PROBLEM:
Gather up the lines with the word "portal" in them.

▼▼▼

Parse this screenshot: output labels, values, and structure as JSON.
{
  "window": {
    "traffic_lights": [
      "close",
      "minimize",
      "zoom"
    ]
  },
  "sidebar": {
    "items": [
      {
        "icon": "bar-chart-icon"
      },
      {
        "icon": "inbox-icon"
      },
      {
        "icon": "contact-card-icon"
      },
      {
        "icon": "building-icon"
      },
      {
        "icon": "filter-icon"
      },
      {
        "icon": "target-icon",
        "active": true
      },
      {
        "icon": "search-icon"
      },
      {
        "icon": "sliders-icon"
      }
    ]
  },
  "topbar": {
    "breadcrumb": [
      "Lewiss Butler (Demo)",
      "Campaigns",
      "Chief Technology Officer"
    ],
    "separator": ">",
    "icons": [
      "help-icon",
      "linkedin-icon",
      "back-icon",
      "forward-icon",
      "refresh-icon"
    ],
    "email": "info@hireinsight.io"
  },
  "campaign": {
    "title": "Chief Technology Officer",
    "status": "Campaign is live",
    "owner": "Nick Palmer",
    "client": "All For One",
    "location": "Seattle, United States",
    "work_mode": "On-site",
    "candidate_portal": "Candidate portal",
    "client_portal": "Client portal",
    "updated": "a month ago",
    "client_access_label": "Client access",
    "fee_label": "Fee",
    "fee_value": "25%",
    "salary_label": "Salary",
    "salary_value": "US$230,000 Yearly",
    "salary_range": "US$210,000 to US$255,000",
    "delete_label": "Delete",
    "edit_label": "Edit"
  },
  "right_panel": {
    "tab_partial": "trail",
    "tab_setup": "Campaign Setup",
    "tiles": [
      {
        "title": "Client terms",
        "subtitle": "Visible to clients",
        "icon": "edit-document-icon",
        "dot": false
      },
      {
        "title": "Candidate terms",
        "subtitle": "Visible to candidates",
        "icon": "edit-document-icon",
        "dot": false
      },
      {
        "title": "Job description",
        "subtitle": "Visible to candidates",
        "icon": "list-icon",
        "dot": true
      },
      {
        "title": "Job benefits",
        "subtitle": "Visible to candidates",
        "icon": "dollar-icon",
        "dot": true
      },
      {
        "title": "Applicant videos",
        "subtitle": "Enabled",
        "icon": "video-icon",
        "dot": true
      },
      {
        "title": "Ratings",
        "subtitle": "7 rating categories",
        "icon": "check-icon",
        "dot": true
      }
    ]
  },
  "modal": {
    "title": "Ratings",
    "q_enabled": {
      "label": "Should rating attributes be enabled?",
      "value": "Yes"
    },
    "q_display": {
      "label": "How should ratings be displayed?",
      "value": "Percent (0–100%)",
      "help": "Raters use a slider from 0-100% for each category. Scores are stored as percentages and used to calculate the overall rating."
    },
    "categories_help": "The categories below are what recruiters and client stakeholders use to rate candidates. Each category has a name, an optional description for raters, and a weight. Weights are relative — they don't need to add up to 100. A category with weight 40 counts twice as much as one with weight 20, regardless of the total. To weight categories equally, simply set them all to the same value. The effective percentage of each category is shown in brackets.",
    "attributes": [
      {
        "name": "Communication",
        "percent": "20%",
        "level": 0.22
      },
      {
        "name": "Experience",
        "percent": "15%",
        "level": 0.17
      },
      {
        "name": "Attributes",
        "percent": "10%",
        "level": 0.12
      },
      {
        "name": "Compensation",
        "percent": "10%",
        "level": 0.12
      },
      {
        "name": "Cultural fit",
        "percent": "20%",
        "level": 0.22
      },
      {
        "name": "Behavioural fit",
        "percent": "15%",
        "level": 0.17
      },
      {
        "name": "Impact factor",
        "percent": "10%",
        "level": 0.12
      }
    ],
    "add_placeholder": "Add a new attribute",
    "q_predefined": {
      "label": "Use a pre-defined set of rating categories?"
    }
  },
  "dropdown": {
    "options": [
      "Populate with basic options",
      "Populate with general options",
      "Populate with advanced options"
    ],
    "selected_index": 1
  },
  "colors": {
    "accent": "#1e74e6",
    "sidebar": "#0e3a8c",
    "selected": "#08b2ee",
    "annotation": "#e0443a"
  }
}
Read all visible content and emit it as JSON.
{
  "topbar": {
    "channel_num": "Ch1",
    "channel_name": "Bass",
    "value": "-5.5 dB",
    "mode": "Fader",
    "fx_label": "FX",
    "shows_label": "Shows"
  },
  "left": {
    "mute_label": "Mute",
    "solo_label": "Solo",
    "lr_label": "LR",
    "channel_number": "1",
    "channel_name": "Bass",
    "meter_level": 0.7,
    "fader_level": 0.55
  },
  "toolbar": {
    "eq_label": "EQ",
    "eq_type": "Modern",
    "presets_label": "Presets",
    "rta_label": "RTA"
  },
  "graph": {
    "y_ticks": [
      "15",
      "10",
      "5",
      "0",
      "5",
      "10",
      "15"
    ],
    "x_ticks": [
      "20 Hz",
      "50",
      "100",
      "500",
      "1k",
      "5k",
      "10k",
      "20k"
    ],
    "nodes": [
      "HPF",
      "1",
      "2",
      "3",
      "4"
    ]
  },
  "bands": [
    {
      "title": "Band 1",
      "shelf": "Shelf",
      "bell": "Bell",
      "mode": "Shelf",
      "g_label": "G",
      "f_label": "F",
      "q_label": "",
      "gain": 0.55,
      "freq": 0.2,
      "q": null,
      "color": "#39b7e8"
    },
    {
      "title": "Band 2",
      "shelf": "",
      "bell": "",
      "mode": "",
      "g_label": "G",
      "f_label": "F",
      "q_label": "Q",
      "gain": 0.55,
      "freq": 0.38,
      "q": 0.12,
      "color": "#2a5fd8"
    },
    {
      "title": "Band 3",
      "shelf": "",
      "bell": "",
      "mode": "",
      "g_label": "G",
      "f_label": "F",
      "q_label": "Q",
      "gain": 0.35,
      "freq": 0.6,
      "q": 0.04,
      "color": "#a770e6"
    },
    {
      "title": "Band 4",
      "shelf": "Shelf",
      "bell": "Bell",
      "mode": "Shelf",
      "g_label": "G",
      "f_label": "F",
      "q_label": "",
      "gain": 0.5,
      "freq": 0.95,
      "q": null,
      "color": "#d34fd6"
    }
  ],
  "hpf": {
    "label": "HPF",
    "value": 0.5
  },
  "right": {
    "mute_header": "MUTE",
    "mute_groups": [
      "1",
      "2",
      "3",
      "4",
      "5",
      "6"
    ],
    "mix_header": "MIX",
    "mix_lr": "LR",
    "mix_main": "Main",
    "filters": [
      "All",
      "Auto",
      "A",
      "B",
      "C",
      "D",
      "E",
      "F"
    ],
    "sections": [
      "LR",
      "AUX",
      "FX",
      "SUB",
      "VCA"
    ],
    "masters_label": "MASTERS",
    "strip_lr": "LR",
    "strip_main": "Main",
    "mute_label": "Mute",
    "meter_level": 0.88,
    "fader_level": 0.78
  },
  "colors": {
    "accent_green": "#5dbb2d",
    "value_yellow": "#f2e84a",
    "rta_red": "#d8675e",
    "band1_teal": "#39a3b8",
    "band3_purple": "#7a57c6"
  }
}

▲▲▲

PROBLEM SOLUTION:
    "candidate_portal": "Candidate portal",
    "client_portal": "Client portal",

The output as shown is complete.